▶ _Required task_:
Pick out each line of the records in which the word "stations" appears.

Extracted records:
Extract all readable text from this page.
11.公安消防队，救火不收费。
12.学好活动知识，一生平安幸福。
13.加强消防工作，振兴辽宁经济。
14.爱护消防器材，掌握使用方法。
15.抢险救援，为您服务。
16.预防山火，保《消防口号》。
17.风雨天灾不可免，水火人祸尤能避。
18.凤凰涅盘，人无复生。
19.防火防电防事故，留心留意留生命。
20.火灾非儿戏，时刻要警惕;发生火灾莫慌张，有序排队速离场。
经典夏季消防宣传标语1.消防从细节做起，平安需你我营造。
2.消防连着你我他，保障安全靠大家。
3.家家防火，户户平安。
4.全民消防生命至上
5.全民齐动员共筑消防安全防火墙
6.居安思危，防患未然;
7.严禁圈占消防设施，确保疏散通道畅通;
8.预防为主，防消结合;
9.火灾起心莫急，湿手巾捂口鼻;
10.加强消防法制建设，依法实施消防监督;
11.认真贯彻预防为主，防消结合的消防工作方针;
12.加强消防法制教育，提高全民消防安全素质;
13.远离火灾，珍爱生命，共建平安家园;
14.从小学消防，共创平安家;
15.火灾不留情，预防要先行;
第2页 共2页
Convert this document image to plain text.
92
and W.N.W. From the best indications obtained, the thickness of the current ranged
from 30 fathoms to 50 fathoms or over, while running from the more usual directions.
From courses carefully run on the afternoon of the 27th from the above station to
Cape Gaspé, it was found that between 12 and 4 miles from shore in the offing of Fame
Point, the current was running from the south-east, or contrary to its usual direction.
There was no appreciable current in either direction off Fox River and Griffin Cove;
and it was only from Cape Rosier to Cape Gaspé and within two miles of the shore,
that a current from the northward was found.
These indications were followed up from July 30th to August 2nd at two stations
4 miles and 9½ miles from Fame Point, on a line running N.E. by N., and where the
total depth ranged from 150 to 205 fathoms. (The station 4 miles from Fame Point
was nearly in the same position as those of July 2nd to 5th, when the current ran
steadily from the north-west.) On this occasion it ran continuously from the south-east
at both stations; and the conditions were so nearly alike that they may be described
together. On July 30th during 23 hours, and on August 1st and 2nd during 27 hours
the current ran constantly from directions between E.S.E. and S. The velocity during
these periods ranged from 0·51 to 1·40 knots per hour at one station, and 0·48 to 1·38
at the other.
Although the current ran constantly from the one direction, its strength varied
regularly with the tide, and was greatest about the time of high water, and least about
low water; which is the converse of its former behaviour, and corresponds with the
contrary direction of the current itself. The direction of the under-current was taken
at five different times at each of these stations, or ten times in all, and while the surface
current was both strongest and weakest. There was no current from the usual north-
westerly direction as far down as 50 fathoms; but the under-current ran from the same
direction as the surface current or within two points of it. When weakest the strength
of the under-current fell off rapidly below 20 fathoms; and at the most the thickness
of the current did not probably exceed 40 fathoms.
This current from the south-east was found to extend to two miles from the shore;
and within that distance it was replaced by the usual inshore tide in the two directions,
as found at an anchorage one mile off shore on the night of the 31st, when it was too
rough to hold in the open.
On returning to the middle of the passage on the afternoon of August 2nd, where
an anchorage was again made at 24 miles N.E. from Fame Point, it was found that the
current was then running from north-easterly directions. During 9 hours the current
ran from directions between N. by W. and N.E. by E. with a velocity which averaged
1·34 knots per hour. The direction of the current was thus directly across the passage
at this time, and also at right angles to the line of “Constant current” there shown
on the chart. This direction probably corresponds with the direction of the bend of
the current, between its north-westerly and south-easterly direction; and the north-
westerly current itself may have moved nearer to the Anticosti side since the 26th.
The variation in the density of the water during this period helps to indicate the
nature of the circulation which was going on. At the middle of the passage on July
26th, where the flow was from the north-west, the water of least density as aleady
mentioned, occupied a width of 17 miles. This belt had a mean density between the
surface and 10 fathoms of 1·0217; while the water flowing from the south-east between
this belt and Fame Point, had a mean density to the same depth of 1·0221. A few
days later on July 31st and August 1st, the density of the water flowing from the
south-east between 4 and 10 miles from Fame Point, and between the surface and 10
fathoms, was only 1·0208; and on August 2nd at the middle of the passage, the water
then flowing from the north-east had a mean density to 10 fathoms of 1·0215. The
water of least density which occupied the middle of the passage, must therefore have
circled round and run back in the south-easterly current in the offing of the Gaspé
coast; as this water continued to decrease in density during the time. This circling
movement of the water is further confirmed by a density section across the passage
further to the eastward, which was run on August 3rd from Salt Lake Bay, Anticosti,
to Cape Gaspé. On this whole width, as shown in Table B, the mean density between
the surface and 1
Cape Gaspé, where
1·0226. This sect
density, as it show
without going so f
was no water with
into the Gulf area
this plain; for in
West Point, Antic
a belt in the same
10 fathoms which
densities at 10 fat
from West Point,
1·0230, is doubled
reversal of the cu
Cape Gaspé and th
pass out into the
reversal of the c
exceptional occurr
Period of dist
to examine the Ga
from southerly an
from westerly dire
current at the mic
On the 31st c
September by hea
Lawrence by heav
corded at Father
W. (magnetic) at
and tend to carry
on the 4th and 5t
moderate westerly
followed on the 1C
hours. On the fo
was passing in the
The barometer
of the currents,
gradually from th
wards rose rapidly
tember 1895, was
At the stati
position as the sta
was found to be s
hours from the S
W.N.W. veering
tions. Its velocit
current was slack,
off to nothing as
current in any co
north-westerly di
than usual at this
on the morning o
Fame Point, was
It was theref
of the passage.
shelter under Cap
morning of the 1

▶ _Answer to this task_:
These indications were followed up from July 30th to August 2nd at two stations
at both stations; and the conditions were so nearly alike that they may be described
at five different times at each of these stations, or ten times in all, and while the surface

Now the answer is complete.